Figure record listings:
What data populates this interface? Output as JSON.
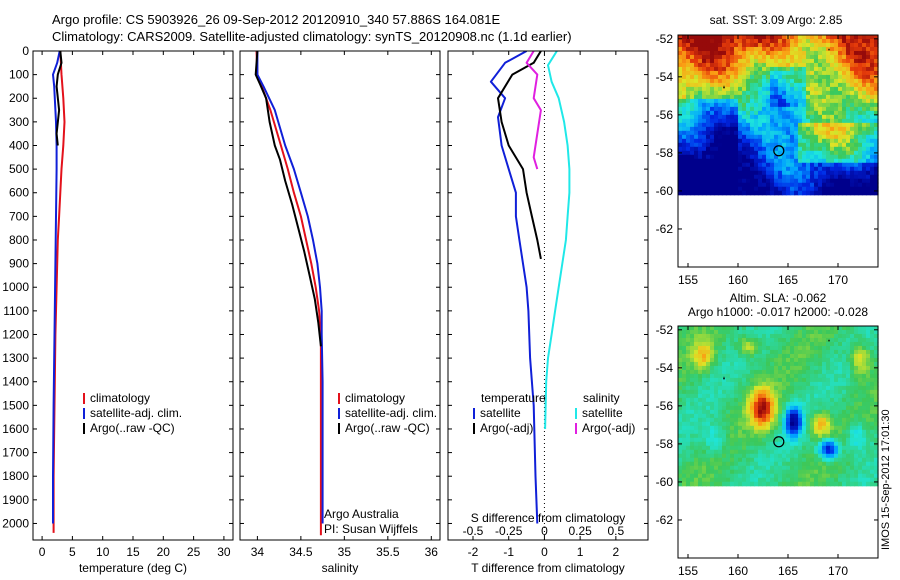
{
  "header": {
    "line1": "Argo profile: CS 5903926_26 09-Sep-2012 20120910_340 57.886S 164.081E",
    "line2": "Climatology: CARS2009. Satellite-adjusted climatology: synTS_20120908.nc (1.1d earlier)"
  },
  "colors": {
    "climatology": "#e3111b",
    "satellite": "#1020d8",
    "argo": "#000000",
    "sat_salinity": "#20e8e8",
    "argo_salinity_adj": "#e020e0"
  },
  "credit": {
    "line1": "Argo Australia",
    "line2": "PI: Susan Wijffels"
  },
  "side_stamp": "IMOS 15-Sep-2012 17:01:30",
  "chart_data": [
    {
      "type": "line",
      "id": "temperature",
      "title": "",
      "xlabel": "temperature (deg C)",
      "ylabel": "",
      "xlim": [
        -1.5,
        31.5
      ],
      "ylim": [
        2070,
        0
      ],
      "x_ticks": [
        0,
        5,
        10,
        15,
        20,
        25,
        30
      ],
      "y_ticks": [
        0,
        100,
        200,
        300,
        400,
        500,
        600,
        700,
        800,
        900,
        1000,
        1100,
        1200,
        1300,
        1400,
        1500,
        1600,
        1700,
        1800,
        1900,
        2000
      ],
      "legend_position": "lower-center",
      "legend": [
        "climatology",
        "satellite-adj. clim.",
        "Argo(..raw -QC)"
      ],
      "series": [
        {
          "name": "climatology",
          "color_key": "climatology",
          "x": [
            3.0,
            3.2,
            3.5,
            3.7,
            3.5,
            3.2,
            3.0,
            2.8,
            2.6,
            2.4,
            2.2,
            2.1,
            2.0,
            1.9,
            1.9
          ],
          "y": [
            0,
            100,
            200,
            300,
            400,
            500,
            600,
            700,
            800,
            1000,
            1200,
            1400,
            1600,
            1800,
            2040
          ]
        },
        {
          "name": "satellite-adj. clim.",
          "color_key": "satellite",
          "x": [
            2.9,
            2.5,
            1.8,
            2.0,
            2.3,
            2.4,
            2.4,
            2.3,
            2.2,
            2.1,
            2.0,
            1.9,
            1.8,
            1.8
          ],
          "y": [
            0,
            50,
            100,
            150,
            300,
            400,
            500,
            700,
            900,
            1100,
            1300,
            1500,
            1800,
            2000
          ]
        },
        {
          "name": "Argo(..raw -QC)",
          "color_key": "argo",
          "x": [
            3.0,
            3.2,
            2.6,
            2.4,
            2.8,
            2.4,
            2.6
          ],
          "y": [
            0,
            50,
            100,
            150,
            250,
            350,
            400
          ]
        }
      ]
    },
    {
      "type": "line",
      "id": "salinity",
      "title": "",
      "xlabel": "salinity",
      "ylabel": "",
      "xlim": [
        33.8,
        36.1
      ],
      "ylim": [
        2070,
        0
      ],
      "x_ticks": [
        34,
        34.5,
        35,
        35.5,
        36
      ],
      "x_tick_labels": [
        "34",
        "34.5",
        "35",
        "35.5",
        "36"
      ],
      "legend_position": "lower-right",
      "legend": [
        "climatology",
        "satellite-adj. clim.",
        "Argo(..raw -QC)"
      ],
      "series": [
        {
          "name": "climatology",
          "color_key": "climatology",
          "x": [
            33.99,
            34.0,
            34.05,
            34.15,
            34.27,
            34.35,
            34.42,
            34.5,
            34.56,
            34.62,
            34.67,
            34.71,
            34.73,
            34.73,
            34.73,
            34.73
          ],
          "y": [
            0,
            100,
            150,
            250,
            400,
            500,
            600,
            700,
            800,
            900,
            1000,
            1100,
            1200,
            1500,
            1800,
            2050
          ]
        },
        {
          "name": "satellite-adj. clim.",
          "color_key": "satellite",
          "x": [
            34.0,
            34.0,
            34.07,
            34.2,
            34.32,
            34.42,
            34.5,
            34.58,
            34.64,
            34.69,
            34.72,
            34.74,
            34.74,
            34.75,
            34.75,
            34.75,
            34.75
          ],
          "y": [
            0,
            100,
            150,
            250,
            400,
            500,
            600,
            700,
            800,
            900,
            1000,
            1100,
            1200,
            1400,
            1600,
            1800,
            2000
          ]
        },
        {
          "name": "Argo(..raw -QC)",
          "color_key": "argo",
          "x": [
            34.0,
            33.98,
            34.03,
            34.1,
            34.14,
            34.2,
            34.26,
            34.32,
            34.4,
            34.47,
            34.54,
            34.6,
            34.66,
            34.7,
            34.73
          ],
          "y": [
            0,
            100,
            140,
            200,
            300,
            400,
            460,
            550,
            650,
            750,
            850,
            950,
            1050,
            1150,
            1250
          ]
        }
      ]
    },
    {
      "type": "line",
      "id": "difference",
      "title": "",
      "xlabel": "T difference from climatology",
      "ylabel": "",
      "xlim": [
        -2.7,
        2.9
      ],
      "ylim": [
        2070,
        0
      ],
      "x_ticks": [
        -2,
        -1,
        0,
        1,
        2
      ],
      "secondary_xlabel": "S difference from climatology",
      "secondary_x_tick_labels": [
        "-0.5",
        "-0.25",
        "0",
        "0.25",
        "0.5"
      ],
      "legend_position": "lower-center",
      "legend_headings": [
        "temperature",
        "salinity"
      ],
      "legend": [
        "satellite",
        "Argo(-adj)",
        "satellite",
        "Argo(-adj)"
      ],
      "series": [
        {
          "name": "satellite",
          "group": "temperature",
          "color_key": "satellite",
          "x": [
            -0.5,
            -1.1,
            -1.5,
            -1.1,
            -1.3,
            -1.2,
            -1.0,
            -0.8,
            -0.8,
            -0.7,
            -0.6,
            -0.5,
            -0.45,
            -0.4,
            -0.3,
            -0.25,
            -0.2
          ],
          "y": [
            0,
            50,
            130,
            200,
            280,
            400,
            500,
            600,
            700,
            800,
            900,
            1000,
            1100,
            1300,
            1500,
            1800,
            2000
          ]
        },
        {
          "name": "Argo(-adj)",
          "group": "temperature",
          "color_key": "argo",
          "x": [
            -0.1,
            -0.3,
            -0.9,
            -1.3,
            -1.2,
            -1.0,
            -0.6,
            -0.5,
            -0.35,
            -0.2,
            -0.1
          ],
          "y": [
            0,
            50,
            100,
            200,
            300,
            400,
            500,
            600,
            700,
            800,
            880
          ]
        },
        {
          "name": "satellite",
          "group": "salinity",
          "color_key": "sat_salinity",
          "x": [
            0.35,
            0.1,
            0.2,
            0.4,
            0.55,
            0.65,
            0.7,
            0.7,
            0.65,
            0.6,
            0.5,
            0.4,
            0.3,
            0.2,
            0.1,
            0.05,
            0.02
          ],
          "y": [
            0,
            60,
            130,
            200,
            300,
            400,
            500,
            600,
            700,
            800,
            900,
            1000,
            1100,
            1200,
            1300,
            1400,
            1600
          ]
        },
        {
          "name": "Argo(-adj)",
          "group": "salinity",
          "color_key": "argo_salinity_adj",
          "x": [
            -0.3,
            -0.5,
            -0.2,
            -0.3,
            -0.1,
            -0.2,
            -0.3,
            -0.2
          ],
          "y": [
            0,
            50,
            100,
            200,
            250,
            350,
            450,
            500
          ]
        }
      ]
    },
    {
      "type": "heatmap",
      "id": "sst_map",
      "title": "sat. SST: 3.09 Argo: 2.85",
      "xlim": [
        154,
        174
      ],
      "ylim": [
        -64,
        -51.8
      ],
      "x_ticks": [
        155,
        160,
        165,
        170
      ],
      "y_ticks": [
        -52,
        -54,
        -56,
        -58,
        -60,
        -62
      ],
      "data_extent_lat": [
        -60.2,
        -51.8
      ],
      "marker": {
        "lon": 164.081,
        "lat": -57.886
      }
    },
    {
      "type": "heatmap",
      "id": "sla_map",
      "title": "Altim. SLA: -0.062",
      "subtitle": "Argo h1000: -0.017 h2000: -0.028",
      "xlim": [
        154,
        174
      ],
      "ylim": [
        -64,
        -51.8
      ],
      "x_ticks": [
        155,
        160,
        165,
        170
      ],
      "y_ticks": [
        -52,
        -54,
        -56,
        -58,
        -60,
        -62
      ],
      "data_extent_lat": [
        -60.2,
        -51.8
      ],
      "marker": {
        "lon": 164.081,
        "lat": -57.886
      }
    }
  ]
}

> [THE REQUEST]: Each line in the entries above that includes the string "difference" should be extracted.

> [EXERCISE OUTPUT]:
      "id": "difference",
      "xlabel": "T difference from climatology",
      "secondary_xlabel": "S difference from climatology",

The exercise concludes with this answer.